TASK TO CARRY OUT: Repeat the entries below exactly as they appear, with no pictures.

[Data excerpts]

########

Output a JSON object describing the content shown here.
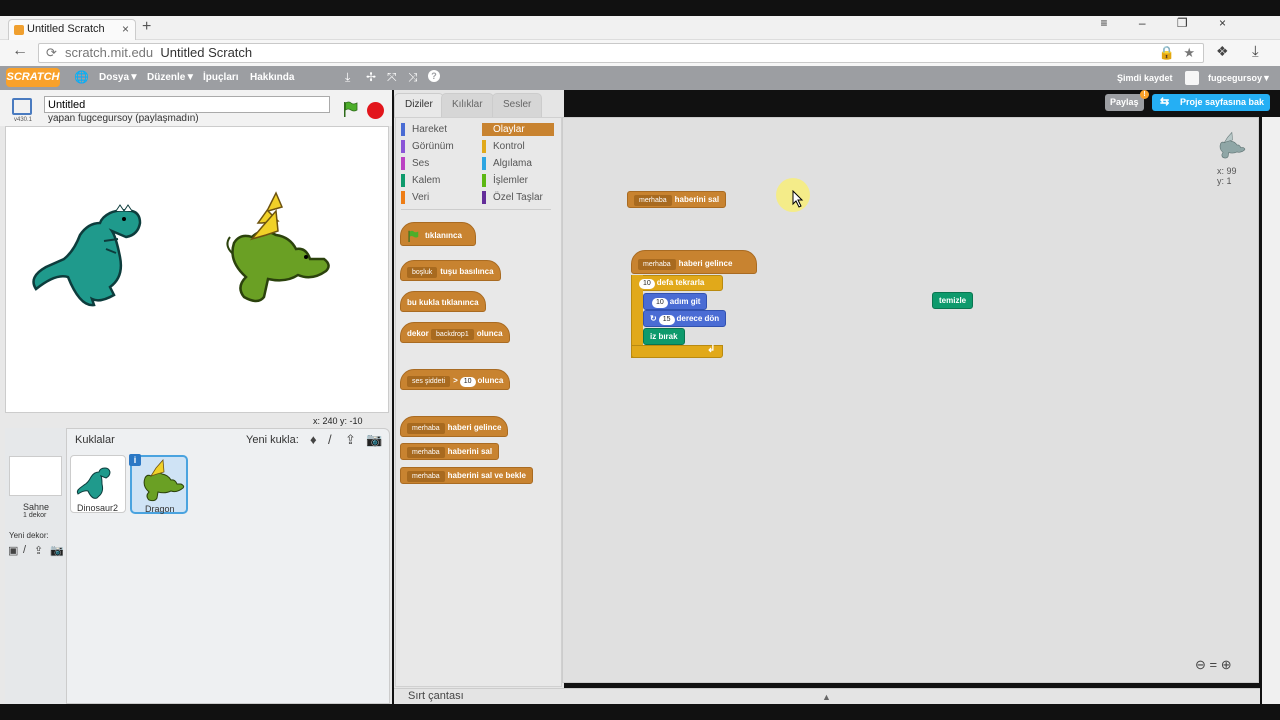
{
  "browser": {
    "tab_title": "Untitled Scratch",
    "tab_close": "×",
    "new_tab": "+",
    "window_controls": "≡ – ❐ ×",
    "back": "←",
    "url_host": "scratch.mit.edu",
    "url_title": "Untitled Scratch",
    "reload": "⟳",
    "lock": "🔒",
    "star": "★"
  },
  "menubar": {
    "logo": "SCRATCH",
    "globe": "🌐",
    "file": "Dosya▼",
    "edit": "Düzenle▼",
    "tips": "İpuçları",
    "about": "Hakkında",
    "tools": [
      "⤓",
      "✢",
      "⤧",
      "⤨",
      "?"
    ],
    "save_now": "Şimdi kaydet",
    "username": "fugcegursoy▼"
  },
  "stage": {
    "project_name": "Untitled",
    "version": "v430.1",
    "author": "yapan fugcegursoy (paylaşmadın)",
    "coords": "x: 240  y: -10"
  },
  "sprites_pane": {
    "title": "Kuklalar",
    "new_sprite": "Yeni kukla:",
    "new_sprite_icons": [
      "♦",
      "/",
      "⇪",
      "📷"
    ],
    "stage_label": "Sahne",
    "stage_backdrops": "1 dekor",
    "new_backdrop": "Yeni dekor:",
    "new_backdrop_icons": [
      "▣",
      "/",
      "⇪",
      "📷"
    ],
    "info": "i",
    "sprites": [
      {
        "name": "Dinosaur2"
      },
      {
        "name": "Dragon",
        "selected": true
      }
    ]
  },
  "tabs": [
    "Diziler",
    "Kılıklar",
    "Sesler"
  ],
  "categories": {
    "left": [
      {
        "label": "Hareket",
        "color": "#4a6cd4"
      },
      {
        "label": "Görünüm",
        "color": "#8a55d7"
      },
      {
        "label": "Ses",
        "color": "#bb42c3"
      },
      {
        "label": "Kalem",
        "color": "#0e9a6c"
      },
      {
        "label": "Veri",
        "color": "#ee7d16"
      }
    ],
    "right": [
      {
        "label": "Olaylar",
        "color": "#c88330",
        "selected": true
      },
      {
        "label": "Kontrol",
        "color": "#e1a91a"
      },
      {
        "label": "Algılama",
        "color": "#2ca5e2"
      },
      {
        "label": "İşlemler",
        "color": "#5cb712"
      },
      {
        "label": "Özel Taşlar",
        "color": "#632d99"
      }
    ]
  },
  "palette_blocks": {
    "flag_clicked": "tıklanınca",
    "key_dd": "boşluk",
    "key_tail": "tuşu basılınca",
    "sprite_clicked": "bu kukla tıklanınca",
    "backdrop_head": "dekor",
    "backdrop_dd": "backdrop1",
    "backdrop_tail": "olunca",
    "loudness_dd": "ses şiddeti",
    "loudness_op": ">",
    "loudness_val": "10",
    "loudness_tail": "olunca",
    "recv_dd": "merhaba",
    "recv_tail": "haberi gelince",
    "bcast_dd": "merhaba",
    "bcast_tail": "haberini sal",
    "bcastw_dd": "merhaba",
    "bcastw_tail": "haberini sal ve bekle"
  },
  "script_area": {
    "broadcast_dd": "merhaba",
    "broadcast_tail": "haberini sal",
    "hat_dd": "merhaba",
    "hat_tail": "haberi gelince",
    "repeat_count": "10",
    "repeat_label": "defa tekrarla",
    "move_steps": "10",
    "move_label": "adım git",
    "turn_icon": "↻",
    "turn_degrees": "15",
    "turn_label": "derece dön",
    "pen_down": "iz bırak",
    "loop_arrow": "↲",
    "clear_block": "temizle",
    "sprite_x": "x: 99",
    "sprite_y": "y: 1",
    "zoom_out": "⊖",
    "zoom_reset": "=",
    "zoom_in": "⊕"
  },
  "buttons": {
    "share": "Paylaş",
    "project_page": "Proje sayfasına bak",
    "project_page_icon": "⇆"
  },
  "backpack": {
    "label": "Sırt çantası",
    "arrow": "▲"
  }
}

########

EXERCISE ANSWER:
Output a JSON object describing the content shown here.
{
  "browser": {
    "tab_title": "Untitled Scratch",
    "tab_close": "×",
    "new_tab": "+",
    "window_controls": "≡ – ❐ ×",
    "back": "←",
    "url_host": "scratch.mit.edu",
    "url_title": "Untitled Scratch",
    "reload": "⟳",
    "lock": "🔒",
    "star": "★"
  },
  "menubar": {
    "logo": "SCRATCH",
    "globe": "🌐",
    "file": "Dosya▼",
    "edit": "Düzenle▼",
    "tips": "İpuçları",
    "about": "Hakkında",
    "tools": [
      "⤓",
      "✢",
      "⤧",
      "⤨",
      "?"
    ],
    "save_now": "Şimdi kaydet",
    "username": "fugcegursoy▼"
  },
  "stage": {
    "project_name": "Untitled",
    "version": "v430.1",
    "author": "yapan fugcegursoy (paylaşmadın)",
    "coords": "x: 240  y: -10"
  },
  "sprites_pane": {
    "title": "Kuklalar",
    "new_sprite": "Yeni kukla:",
    "new_sprite_icons": [
      "♦",
      "/",
      "⇪",
      "📷"
    ],
    "stage_label": "Sahne",
    "stage_backdrops": "1 dekor",
    "new_backdrop": "Yeni dekor:",
    "new_backdrop_icons": [
      "▣",
      "/",
      "⇪",
      "📷"
    ],
    "info": "i",
    "sprites": [
      {
        "name": "Dinosaur2"
      },
      {
        "name": "Dragon",
        "selected": true
      }
    ]
  },
  "tabs": [
    "Diziler",
    "Kılıklar",
    "Sesler"
  ],
  "categories": {
    "left": [
      {
        "label": "Hareket",
        "color": "#4a6cd4"
      },
      {
        "label": "Görünüm",
        "color": "#8a55d7"
      },
      {
        "label": "Ses",
        "color": "#bb42c3"
      },
      {
        "label": "Kalem",
        "color": "#0e9a6c"
      },
      {
        "label": "Veri",
        "color": "#ee7d16"
      }
    ],
    "right": [
      {
        "label": "Olaylar",
        "color": "#c88330",
        "selected": true
      },
      {
        "label": "Kontrol",
        "color": "#e1a91a"
      },
      {
        "label": "Algılama",
        "color": "#2ca5e2"
      },
      {
        "label": "İşlemler",
        "color": "#5cb712"
      },
      {
        "label": "Özel Taşlar",
        "color": "#632d99"
      }
    ]
  },
  "palette_blocks": {
    "flag_clicked": "tıklanınca",
    "key_dd": "boşluk",
    "key_tail": "tuşu basılınca",
    "sprite_clicked": "bu kukla tıklanınca",
    "backdrop_head": "dekor",
    "backdrop_dd": "backdrop1",
    "backdrop_tail": "olunca",
    "loudness_dd": "ses şiddeti",
    "loudness_op": ">",
    "loudness_val": "10",
    "loudness_tail": "olunca",
    "recv_dd": "merhaba",
    "recv_tail": "haberi gelince",
    "bcast_dd": "merhaba",
    "bcast_tail": "haberini sal",
    "bcastw_dd": "merhaba",
    "bcastw_tail": "haberini sal ve bekle"
  },
  "script_area": {
    "broadcast_dd": "merhaba",
    "broadcast_tail": "haberini sal",
    "hat_dd": "merhaba",
    "hat_tail": "haberi gelince",
    "repeat_count": "10",
    "repeat_label": "defa tekrarla",
    "move_steps": "10",
    "move_label": "adım git",
    "turn_icon": "↻",
    "turn_degrees": "15",
    "turn_label": "derece dön",
    "pen_down": "iz bırak",
    "loop_arrow": "↲",
    "clear_block": "temizle",
    "sprite_x": "x: 99",
    "sprite_y": "y: 1",
    "zoom_out": "⊖",
    "zoom_reset": "=",
    "zoom_in": "⊕"
  },
  "buttons": {
    "share": "Paylaş",
    "project_page": "Proje sayfasına bak",
    "project_page_icon": "⇆"
  },
  "backpack": {
    "label": "Sırt çantası",
    "arrow": "▲"
  }
}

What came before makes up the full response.